REQUIREMENT:
Count every line that has "text" in it and give the total, nothing more.

((

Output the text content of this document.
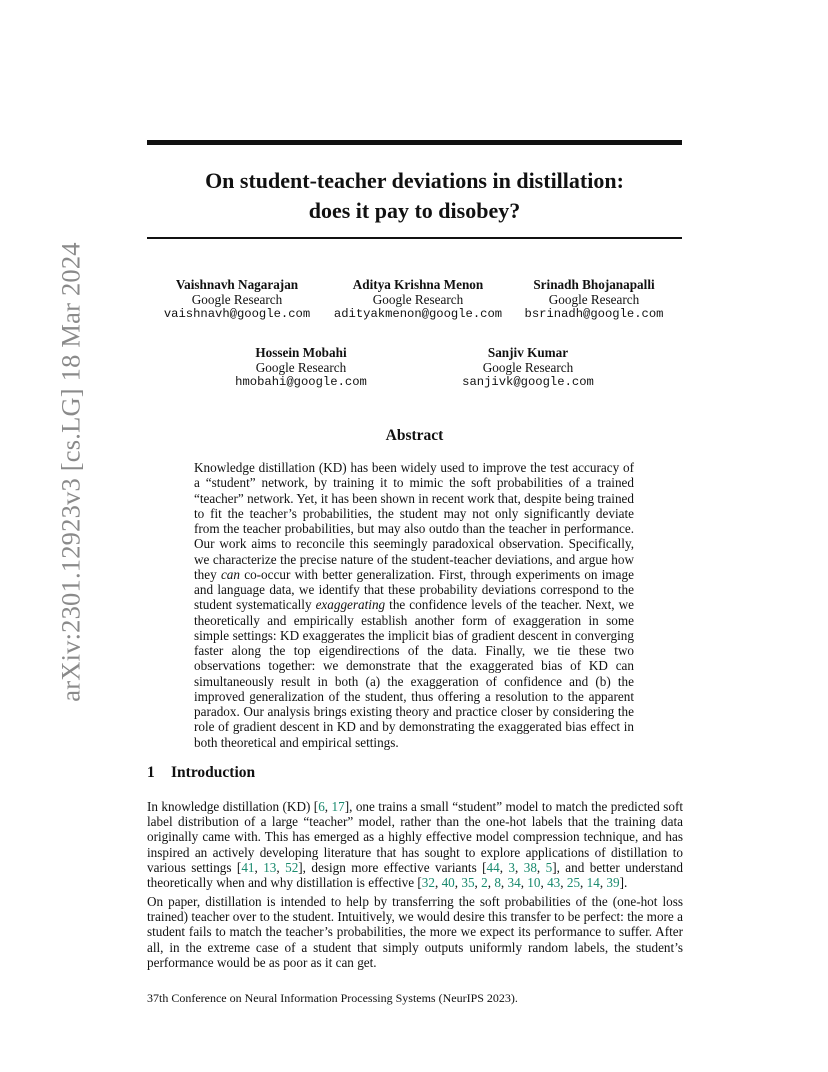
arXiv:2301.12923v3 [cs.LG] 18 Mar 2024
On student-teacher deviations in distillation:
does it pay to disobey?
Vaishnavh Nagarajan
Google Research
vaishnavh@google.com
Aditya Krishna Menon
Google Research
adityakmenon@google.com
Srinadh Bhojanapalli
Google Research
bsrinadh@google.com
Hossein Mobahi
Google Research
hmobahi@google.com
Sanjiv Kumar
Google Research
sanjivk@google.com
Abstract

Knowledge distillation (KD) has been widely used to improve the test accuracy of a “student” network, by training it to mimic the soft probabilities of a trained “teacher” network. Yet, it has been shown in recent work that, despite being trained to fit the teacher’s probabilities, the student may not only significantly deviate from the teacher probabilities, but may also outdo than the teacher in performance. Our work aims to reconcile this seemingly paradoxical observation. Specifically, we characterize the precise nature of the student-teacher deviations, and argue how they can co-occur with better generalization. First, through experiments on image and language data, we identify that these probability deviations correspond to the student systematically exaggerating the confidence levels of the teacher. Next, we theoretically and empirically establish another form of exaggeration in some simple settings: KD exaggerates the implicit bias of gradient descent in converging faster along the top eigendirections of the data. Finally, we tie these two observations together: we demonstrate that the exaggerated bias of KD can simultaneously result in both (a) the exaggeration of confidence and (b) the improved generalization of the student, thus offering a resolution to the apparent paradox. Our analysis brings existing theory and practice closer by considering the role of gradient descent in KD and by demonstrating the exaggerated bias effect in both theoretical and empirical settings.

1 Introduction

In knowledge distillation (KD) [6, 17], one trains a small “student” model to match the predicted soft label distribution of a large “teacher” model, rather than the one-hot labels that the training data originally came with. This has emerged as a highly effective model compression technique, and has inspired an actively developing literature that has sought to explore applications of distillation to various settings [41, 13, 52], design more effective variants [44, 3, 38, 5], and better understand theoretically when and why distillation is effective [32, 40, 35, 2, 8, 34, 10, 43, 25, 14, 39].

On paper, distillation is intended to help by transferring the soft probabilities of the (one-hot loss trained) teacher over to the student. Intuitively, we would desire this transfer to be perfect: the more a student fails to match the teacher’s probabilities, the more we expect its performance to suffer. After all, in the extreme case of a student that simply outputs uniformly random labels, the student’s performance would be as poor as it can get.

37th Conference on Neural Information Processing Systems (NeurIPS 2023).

))
((

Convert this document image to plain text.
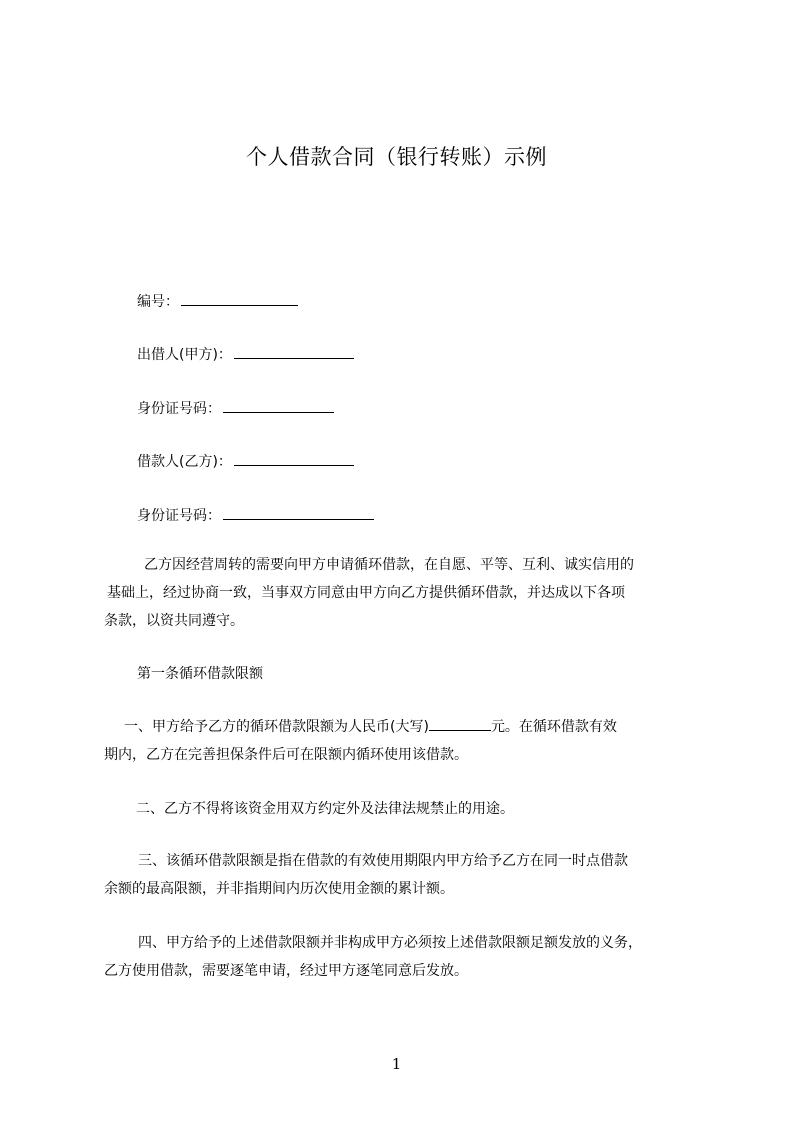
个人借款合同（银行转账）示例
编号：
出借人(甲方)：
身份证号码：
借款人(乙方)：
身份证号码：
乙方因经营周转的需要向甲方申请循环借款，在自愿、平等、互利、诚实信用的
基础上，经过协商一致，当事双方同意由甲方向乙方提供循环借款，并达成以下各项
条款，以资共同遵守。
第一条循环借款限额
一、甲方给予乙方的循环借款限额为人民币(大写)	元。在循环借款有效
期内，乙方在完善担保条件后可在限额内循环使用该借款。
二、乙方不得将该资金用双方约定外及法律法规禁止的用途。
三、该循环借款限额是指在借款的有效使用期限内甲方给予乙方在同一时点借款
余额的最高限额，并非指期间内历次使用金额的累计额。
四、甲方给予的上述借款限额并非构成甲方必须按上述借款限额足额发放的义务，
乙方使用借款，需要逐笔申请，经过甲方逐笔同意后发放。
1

))

EXERCISE RESPONSE:
2